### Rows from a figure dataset
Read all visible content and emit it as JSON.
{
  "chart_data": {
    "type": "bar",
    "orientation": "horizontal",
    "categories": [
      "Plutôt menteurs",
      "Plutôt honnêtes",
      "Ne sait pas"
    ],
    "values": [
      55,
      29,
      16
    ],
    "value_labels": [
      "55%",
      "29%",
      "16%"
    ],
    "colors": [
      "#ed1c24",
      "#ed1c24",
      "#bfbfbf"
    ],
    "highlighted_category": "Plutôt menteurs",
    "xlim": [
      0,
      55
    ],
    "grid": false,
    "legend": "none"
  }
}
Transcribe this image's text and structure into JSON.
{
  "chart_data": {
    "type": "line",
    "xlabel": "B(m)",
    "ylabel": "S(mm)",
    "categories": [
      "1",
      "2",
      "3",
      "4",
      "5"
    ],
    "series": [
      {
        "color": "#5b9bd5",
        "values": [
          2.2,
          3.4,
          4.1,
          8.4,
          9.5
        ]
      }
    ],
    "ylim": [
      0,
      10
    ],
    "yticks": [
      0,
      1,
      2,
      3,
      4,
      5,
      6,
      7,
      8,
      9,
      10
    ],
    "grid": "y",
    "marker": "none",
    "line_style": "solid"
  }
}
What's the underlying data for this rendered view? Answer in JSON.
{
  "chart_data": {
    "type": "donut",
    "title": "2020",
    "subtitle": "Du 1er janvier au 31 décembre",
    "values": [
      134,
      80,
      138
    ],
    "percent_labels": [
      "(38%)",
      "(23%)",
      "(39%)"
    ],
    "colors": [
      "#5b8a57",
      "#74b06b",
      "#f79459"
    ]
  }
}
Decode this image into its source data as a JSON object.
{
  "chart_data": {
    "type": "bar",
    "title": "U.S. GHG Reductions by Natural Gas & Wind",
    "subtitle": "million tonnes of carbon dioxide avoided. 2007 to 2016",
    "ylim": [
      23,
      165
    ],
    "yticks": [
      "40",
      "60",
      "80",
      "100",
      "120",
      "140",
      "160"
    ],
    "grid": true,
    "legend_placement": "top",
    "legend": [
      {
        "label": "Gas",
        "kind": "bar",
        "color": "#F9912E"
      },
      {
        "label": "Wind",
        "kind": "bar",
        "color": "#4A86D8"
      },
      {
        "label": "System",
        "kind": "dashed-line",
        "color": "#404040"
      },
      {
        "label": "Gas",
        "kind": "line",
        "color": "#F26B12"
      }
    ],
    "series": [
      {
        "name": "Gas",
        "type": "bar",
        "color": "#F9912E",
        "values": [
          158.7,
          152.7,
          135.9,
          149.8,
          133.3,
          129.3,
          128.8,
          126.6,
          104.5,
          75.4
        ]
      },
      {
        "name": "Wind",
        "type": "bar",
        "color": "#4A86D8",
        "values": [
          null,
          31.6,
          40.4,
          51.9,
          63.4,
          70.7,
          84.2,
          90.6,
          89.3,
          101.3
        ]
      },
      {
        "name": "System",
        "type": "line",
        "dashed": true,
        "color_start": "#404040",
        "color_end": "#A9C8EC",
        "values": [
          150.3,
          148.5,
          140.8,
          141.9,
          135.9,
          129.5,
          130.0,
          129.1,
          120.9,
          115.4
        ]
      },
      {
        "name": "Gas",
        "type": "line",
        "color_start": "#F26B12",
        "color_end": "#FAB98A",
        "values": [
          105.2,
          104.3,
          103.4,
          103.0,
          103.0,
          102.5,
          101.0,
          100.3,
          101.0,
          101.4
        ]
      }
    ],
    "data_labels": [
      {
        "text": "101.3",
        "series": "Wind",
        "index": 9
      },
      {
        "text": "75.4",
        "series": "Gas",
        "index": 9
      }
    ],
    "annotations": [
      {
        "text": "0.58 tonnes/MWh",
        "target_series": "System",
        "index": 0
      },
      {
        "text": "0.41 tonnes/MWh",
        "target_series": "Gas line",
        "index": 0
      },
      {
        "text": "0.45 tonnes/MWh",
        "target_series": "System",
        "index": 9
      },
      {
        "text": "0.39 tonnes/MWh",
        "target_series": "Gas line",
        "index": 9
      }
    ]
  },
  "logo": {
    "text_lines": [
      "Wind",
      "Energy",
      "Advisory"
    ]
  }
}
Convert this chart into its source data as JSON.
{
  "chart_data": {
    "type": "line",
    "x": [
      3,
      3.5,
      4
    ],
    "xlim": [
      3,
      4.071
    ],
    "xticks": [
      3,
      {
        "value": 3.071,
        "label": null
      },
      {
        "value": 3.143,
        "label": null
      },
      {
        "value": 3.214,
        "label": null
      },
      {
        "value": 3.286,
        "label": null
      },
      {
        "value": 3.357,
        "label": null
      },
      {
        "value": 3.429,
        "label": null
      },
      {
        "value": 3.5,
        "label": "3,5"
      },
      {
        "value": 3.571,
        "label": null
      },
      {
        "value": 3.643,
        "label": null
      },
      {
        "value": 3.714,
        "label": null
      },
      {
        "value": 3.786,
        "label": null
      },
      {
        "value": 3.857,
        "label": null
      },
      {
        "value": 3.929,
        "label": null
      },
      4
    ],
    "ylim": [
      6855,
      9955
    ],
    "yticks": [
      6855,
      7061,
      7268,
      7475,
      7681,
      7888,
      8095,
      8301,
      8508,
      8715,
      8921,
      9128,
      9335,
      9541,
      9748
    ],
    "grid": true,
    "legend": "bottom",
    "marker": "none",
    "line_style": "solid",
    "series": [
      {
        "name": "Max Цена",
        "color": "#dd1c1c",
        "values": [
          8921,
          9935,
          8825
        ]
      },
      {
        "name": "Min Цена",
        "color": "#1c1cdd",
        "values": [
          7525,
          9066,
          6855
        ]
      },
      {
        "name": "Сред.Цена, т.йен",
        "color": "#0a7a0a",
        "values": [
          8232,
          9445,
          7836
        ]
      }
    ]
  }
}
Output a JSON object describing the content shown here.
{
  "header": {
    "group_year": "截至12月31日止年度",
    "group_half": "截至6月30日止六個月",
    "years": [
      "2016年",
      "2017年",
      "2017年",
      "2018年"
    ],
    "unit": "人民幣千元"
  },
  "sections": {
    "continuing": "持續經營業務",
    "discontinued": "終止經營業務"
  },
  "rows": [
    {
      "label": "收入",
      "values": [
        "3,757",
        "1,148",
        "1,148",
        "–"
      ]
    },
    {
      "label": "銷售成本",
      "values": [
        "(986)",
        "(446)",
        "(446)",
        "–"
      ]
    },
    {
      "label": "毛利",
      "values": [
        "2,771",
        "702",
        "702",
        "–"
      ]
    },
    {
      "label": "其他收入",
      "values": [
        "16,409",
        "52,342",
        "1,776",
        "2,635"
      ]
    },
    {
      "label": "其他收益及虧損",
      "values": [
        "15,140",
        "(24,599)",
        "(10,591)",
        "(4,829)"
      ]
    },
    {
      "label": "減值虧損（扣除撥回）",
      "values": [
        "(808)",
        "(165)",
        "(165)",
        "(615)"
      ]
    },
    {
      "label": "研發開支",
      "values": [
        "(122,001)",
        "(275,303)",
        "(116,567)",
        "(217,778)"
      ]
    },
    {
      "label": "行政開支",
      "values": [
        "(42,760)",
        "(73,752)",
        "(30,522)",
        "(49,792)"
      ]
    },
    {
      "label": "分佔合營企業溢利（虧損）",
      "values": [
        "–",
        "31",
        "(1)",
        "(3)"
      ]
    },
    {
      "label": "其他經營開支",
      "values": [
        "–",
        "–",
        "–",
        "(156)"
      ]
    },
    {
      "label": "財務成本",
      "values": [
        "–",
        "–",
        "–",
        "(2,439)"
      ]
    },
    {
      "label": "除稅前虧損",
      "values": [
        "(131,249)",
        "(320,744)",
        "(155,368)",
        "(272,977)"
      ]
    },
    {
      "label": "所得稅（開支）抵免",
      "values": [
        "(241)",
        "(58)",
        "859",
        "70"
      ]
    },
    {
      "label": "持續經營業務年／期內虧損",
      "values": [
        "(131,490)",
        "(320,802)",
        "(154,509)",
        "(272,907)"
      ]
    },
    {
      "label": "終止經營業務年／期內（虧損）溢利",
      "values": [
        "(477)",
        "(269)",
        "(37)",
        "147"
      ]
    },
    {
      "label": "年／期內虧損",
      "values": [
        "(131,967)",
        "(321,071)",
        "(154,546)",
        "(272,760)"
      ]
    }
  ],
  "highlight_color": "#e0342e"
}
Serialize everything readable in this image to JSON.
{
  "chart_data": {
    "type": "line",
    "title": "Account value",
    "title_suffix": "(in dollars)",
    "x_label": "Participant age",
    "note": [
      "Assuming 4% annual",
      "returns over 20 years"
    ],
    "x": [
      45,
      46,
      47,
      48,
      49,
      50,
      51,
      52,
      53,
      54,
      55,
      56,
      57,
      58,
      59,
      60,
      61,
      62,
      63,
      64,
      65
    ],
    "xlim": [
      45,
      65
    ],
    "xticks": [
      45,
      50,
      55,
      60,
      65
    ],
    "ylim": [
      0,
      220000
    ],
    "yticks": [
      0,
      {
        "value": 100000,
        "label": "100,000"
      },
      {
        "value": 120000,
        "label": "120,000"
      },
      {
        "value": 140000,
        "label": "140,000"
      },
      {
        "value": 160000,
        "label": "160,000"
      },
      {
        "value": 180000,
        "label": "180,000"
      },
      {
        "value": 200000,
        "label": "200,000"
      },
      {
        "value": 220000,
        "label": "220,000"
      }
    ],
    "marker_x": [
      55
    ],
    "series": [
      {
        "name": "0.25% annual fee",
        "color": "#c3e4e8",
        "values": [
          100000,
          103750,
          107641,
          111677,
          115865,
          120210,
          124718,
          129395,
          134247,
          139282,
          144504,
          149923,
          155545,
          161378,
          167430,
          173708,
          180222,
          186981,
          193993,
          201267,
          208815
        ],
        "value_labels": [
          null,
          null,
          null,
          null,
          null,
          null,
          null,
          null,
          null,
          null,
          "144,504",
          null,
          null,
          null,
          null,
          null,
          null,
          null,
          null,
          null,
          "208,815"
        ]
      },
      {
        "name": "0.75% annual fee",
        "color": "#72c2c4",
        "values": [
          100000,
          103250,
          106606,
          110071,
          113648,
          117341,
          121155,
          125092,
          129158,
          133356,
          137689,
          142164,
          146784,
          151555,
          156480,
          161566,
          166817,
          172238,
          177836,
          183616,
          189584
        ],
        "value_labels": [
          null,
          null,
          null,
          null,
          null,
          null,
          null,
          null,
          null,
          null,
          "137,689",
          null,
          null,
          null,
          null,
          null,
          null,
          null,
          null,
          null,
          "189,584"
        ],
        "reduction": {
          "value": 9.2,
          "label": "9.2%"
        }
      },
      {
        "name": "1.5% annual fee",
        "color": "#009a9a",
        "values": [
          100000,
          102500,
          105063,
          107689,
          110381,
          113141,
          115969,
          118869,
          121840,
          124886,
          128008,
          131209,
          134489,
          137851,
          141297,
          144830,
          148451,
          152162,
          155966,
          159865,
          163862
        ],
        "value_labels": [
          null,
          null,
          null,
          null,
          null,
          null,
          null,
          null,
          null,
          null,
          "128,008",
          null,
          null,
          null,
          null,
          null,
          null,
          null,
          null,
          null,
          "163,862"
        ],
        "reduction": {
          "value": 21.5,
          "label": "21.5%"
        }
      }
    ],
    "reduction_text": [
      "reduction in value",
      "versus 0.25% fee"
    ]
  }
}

### WHAT THIS TASK INVOLVES
List each line of the entries that holds the string "subtitle".

### ANSWER BELOW
    "subtitle": "Du 1er janvier au 31 décembre",
    "subtitle": "million tonnes of carbon dioxide avoided. 2007 to 2016",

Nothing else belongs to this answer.